**Work to be completed**
Please present the stretch from the first line through the line containing "action-button[interactable]: 发送消息 xyxy=(1180,82,1245,103)", both ends included, as a numbered list, skipping any blank lines.

───

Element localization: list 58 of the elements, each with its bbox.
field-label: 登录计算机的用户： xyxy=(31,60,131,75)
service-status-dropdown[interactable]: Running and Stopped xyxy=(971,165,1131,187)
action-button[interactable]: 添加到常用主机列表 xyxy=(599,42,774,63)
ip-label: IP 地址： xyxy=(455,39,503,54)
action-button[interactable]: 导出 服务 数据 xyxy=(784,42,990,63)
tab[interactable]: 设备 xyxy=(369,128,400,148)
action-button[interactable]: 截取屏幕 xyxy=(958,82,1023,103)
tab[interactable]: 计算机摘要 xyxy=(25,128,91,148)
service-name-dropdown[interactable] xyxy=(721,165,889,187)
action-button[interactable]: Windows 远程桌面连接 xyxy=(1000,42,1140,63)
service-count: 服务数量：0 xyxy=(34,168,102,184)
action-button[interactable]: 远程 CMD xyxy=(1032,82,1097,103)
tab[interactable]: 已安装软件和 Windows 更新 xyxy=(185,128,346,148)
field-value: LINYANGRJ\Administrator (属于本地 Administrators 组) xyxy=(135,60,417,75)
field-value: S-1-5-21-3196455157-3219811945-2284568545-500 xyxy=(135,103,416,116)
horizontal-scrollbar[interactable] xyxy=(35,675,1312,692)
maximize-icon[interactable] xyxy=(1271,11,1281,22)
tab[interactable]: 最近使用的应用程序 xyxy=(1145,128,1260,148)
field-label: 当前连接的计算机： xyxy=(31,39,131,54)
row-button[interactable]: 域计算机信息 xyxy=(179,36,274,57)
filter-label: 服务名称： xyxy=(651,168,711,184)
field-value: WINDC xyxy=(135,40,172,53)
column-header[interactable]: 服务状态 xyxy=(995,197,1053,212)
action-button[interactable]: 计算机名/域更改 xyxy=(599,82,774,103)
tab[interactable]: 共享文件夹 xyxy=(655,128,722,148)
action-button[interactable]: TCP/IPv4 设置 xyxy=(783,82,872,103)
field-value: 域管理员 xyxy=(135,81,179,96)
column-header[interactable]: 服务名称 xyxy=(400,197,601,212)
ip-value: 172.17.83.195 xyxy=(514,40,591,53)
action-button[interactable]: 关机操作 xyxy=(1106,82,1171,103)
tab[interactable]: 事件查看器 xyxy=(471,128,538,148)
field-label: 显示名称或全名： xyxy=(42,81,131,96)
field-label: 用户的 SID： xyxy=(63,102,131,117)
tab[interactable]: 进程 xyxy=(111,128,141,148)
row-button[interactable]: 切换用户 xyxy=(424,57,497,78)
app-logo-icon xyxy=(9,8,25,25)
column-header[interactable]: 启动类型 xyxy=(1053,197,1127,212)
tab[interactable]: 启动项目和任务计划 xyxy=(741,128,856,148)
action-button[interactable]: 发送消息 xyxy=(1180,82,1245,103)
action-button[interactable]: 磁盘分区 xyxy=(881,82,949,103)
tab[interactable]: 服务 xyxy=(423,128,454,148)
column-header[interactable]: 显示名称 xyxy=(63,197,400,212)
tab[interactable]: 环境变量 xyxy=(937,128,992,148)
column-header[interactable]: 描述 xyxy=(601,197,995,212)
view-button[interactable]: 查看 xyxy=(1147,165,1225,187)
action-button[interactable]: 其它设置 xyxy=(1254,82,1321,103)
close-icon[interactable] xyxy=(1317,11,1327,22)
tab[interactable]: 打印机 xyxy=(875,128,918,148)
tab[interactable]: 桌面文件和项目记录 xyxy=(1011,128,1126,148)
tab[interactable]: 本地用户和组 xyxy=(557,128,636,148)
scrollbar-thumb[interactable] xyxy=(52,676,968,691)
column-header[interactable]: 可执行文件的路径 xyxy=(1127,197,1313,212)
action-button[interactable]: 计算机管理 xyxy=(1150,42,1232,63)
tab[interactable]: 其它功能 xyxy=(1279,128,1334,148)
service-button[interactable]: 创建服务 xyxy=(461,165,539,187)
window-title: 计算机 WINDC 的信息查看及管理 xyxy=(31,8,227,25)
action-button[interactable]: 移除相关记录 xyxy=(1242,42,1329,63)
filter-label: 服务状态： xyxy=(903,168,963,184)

───

**Result of this task**
1. Element localization: list 58 of the elements, each with its bbox.
2. field-label: 登录计算机的用户： xyxy=(31,60,131,75)
3. service-status-dropdown[interactable]: Running and Stopped xyxy=(971,165,1131,187)
4. action-button[interactable]: 添加到常用主机列表 xyxy=(599,42,774,63)
5. ip-label: IP 地址： xyxy=(455,39,503,54)
6. action-button[interactable]: 导出 服务 数据 xyxy=(784,42,990,63)
7. tab[interactable]: 设备 xyxy=(369,128,400,148)
8. action-button[interactable]: 截取屏幕 xyxy=(958,82,1023,103)
9. tab[interactable]: 计算机摘要 xyxy=(25,128,91,148)
10. service-name-dropdown[interactable] xyxy=(721,165,889,187)
11. action-button[interactable]: Windows 远程桌面连接 xyxy=(1000,42,1140,63)
12. service-count: 服务数量：0 xyxy=(34,168,102,184)
13. action-button[interactable]: 远程 CMD xyxy=(1032,82,1097,103)
14. tab[interactable]: 已安装软件和 Windows 更新 xyxy=(185,128,346,148)
15. field-value: LINYANGRJ\Administrator (属于本地 Administrators 组) xyxy=(135,60,417,75)
16. field-value: S-1-5-21-3196455157-3219811945-2284568545-500 xyxy=(135,103,416,116)
17. horizontal-scrollbar[interactable] xyxy=(35,675,1312,692)
18. maximize-icon[interactable] xyxy=(1271,11,1281,22)
19. tab[interactable]: 最近使用的应用程序 xyxy=(1145,128,1260,148)
20. field-label: 当前连接的计算机： xyxy=(31,39,131,54)
21. row-button[interactable]: 域计算机信息 xyxy=(179,36,274,57)
22. filter-label: 服务名称： xyxy=(651,168,711,184)
23. field-value: WINDC xyxy=(135,40,172,53)
24. column-header[interactable]: 服务状态 xyxy=(995,197,1053,212)
25. action-button[interactable]: 计算机名/域更改 xyxy=(599,82,774,103)
26. tab[interactable]: 共享文件夹 xyxy=(655,128,722,148)
27. action-button[interactable]: TCP/IPv4 设置 xyxy=(783,82,872,103)
28. field-value: 域管理员 xyxy=(135,81,179,96)
29. column-header[interactable]: 服务名称 xyxy=(400,197,601,212)
30. ip-value: 172.17.83.195 xyxy=(514,40,591,53)
31. action-button[interactable]: 关机操作 xyxy=(1106,82,1171,103)
32. tab[interactable]: 事件查看器 xyxy=(471,128,538,148)
33. field-label: 显示名称或全名： xyxy=(42,81,131,96)
34. field-label: 用户的 SID： xyxy=(63,102,131,117)
35. tab[interactable]: 进程 xyxy=(111,128,141,148)
36. row-button[interactable]: 切换用户 xyxy=(424,57,497,78)
37. app-logo-icon xyxy=(9,8,25,25)
38. column-header[interactable]: 启动类型 xyxy=(1053,197,1127,212)
39. tab[interactable]: 启动项目和任务计划 xyxy=(741,128,856,148)
40. action-button[interactable]: 发送消息 xyxy=(1180,82,1245,103)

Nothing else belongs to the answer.